===== Given information

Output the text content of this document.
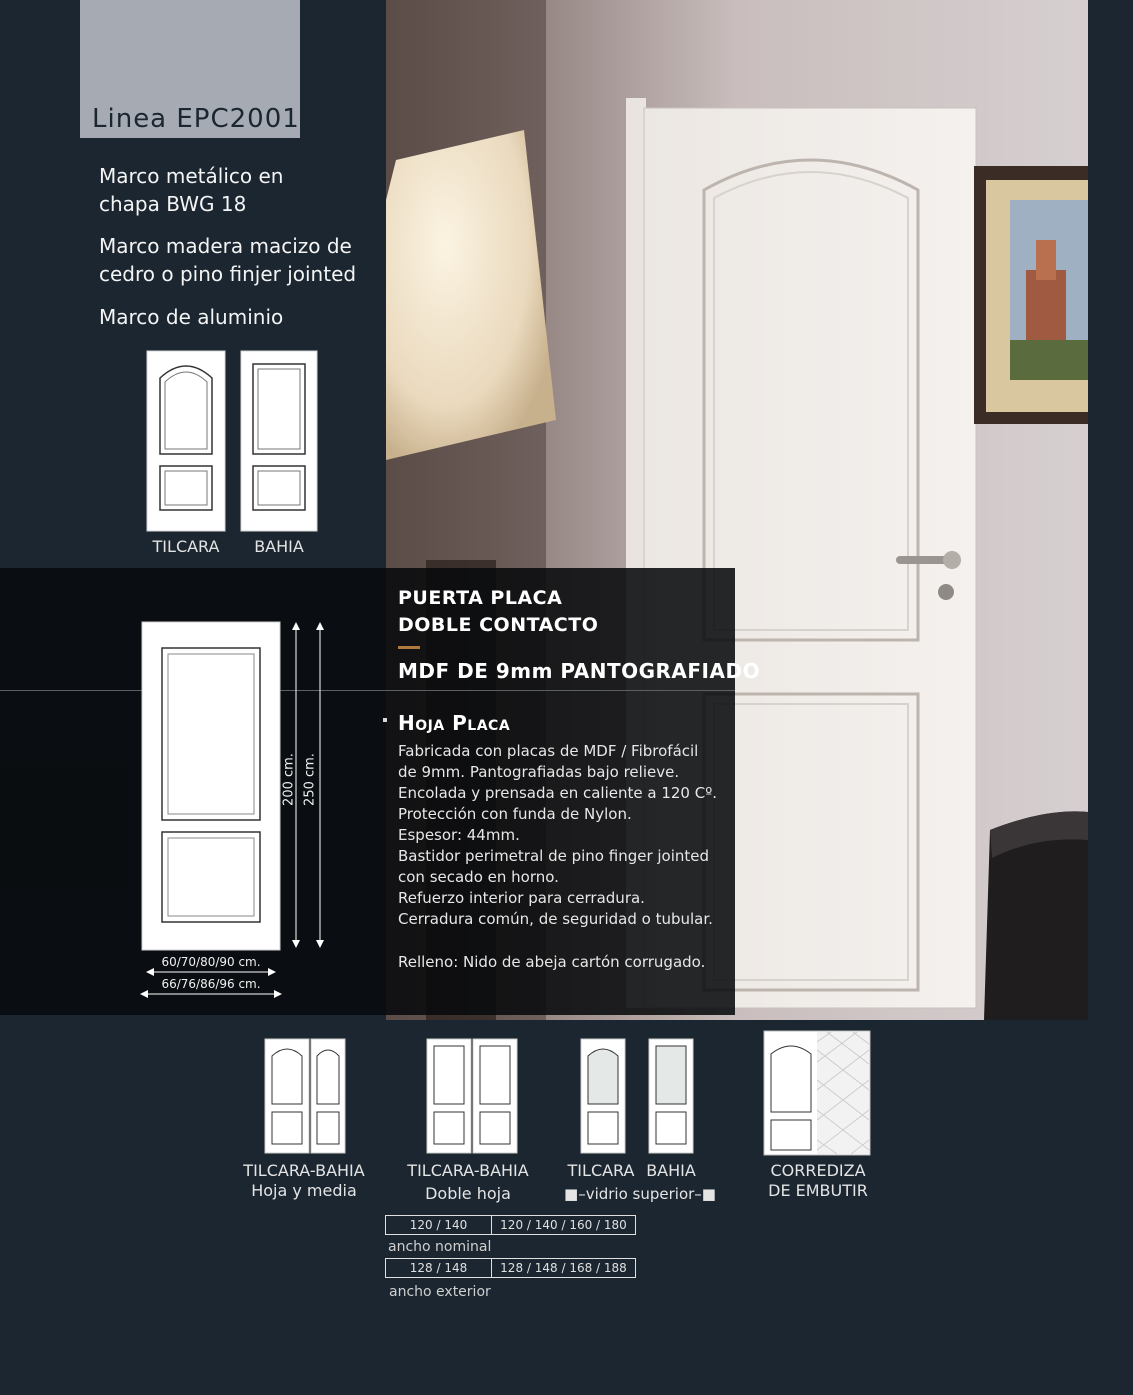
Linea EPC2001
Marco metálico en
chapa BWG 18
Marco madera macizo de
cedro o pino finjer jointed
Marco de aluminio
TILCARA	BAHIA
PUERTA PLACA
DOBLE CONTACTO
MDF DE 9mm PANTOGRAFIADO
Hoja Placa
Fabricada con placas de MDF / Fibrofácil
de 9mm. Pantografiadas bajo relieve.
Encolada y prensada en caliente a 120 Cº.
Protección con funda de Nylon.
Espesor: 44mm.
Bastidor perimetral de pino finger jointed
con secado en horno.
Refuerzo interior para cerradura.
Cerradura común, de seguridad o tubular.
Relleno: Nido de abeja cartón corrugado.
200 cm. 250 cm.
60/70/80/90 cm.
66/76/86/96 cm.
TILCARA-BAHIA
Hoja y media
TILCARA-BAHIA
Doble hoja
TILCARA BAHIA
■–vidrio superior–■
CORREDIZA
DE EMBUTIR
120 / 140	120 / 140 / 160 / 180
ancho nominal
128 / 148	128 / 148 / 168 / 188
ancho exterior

==========

Request:
Keep only the lines that hold the string "BAHIA", and copy them out.

Full output:
TILCARA	BAHIA
TILCARA-BAHIA
TILCARA-BAHIA
TILCARA BAHIA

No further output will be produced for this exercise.